--- start of RECORDS TO USE ---

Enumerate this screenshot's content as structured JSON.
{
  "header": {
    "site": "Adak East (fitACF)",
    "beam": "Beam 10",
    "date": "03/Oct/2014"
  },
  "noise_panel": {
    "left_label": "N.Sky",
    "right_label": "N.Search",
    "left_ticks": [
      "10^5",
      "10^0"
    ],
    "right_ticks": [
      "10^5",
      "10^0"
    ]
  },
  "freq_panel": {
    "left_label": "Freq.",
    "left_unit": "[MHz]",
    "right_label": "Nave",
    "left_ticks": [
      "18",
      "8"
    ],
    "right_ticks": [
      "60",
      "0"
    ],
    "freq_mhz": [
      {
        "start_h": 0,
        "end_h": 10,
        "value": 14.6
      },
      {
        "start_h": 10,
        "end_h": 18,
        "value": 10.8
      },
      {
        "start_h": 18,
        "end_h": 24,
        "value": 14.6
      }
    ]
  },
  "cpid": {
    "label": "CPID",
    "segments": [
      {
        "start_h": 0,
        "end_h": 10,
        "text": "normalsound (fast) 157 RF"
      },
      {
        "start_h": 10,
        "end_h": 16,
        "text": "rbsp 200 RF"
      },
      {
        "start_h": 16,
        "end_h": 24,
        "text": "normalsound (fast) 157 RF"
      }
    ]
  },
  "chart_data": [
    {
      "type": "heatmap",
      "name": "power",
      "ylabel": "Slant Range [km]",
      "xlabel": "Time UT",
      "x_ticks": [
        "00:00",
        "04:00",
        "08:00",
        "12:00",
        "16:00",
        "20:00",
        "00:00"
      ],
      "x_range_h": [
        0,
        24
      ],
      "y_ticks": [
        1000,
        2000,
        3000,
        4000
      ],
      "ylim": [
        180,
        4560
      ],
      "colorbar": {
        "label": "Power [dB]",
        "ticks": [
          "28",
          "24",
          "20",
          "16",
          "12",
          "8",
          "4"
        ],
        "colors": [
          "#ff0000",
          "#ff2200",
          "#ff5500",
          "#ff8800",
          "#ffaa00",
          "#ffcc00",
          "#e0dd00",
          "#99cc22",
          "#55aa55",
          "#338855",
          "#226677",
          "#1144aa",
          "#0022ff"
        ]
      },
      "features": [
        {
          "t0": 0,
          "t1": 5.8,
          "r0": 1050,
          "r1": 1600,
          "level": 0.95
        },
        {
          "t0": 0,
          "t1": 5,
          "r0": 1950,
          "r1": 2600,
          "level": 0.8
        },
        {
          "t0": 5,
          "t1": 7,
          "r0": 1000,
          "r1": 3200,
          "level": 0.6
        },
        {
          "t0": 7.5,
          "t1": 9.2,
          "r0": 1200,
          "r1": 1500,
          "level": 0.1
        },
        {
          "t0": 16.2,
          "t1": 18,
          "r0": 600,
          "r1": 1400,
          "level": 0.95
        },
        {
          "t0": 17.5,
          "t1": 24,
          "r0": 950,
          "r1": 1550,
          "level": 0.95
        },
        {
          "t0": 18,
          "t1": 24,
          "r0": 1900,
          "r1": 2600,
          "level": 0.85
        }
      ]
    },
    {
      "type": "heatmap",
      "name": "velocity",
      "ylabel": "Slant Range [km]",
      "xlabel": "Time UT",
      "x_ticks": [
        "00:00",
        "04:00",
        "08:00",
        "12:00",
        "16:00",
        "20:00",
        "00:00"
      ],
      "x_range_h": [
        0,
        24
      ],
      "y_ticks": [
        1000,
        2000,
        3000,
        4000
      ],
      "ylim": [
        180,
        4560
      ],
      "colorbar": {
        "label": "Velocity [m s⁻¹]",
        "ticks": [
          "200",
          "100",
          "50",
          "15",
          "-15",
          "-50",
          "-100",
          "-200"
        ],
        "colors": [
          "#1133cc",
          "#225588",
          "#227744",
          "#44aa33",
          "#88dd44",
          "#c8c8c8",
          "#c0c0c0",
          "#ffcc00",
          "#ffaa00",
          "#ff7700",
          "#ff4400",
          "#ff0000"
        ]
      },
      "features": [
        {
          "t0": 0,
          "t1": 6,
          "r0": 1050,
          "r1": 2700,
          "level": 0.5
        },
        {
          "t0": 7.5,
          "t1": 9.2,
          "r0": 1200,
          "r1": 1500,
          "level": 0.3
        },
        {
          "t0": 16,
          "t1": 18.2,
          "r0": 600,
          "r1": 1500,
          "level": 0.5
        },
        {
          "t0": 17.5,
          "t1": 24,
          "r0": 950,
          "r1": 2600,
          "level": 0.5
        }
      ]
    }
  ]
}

--- end of RECORDS TO USE ---

WHAT IS BEING ASKED: Send back all of the entries exactly, with nothing missing.

FINISHED TASK:
Enumerate this screenshot's content as structured JSON.
{
  "header": {
    "site": "Adak East (fitACF)",
    "beam": "Beam 10",
    "date": "03/Oct/2014"
  },
  "noise_panel": {
    "left_label": "N.Sky",
    "right_label": "N.Search",
    "left_ticks": [
      "10^5",
      "10^0"
    ],
    "right_ticks": [
      "10^5",
      "10^0"
    ]
  },
  "freq_panel": {
    "left_label": "Freq.",
    "left_unit": "[MHz]",
    "right_label": "Nave",
    "left_ticks": [
      "18",
      "8"
    ],
    "right_ticks": [
      "60",
      "0"
    ],
    "freq_mhz": [
      {
        "start_h": 0,
        "end_h": 10,
        "value": 14.6
      },
      {
        "start_h": 10,
        "end_h": 18,
        "value": 10.8
      },
      {
        "start_h": 18,
        "end_h": 24,
        "value": 14.6
      }
    ]
  },
  "cpid": {
    "label": "CPID",
    "segments": [
      {
        "start_h": 0,
        "end_h": 10,
        "text": "normalsound (fast) 157 RF"
      },
      {
        "start_h": 10,
        "end_h": 16,
        "text": "rbsp 200 RF"
      },
      {
        "start_h": 16,
        "end_h": 24,
        "text": "normalsound (fast) 157 RF"
      }
    ]
  },
  "chart_data": [
    {
      "type": "heatmap",
      "name": "power",
      "ylabel": "Slant Range [km]",
      "xlabel": "Time UT",
      "x_ticks": [
        "00:00",
        "04:00",
        "08:00",
        "12:00",
        "16:00",
        "20:00",
        "00:00"
      ],
      "x_range_h": [
        0,
        24
      ],
      "y_ticks": [
        1000,
        2000,
        3000,
        4000
      ],
      "ylim": [
        180,
        4560
      ],
      "colorbar": {
        "label": "Power [dB]",
        "ticks": [
          "28",
          "24",
          "20",
          "16",
          "12",
          "8",
          "4"
        ],
        "colors": [
          "#ff0000",
          "#ff2200",
          "#ff5500",
          "#ff8800",
          "#ffaa00",
          "#ffcc00",
          "#e0dd00",
          "#99cc22",
          "#55aa55",
          "#338855",
          "#226677",
          "#1144aa",
          "#0022ff"
        ]
      },
      "features": [
        {
          "t0": 0,
          "t1": 5.8,
          "r0": 1050,
          "r1": 1600,
          "level": 0.95
        },
        {
          "t0": 0,
          "t1": 5,
          "r0": 1950,
          "r1": 2600,
          "level": 0.8
        },
        {
          "t0": 5,
          "t1": 7,
          "r0": 1000,
          "r1": 3200,
          "level": 0.6
        },
        {
          "t0": 7.5,
          "t1": 9.2,
          "r0": 1200,
          "r1": 1500,
          "level": 0.1
        },
        {
          "t0": 16.2,
          "t1": 18,
          "r0": 600,
          "r1": 1400,
          "level": 0.95
        },
        {
          "t0": 17.5,
          "t1": 24,
          "r0": 950,
          "r1": 1550,
          "level": 0.95
        },
        {
          "t0": 18,
          "t1": 24,
          "r0": 1900,
          "r1": 2600,
          "level": 0.85
        }
      ]
    },
    {
      "type": "heatmap",
      "name": "velocity",
      "ylabel": "Slant Range [km]",
      "xlabel": "Time UT",
      "x_ticks": [
        "00:00",
        "04:00",
        "08:00",
        "12:00",
        "16:00",
        "20:00",
        "00:00"
      ],
      "x_range_h": [
        0,
        24
      ],
      "y_ticks": [
        1000,
        2000,
        3000,
        4000
      ],
      "ylim": [
        180,
        4560
      ],
      "colorbar": {
        "label": "Velocity [m s⁻¹]",
        "ticks": [
          "200",
          "100",
          "50",
          "15",
          "-15",
          "-50",
          "-100",
          "-200"
        ],
        "colors": [
          "#1133cc",
          "#225588",
          "#227744",
          "#44aa33",
          "#88dd44",
          "#c8c8c8",
          "#c0c0c0",
          "#ffcc00",
          "#ffaa00",
          "#ff7700",
          "#ff4400",
          "#ff0000"
        ]
      },
      "features": [
        {
          "t0": 0,
          "t1": 6,
          "r0": 1050,
          "r1": 2700,
          "level": 0.5
        },
        {
          "t0": 7.5,
          "t1": 9.2,
          "r0": 1200,
          "r1": 1500,
          "level": 0.3
        },
        {
          "t0": 16,
          "t1": 18.2,
          "r0": 600,
          "r1": 1500,
          "level": 0.5
        },
        {
          "t0": 17.5,
          "t1": 24,
          "r0": 950,
          "r1": 2600,
          "level": 0.5
        }
      ]
    }
  ]
}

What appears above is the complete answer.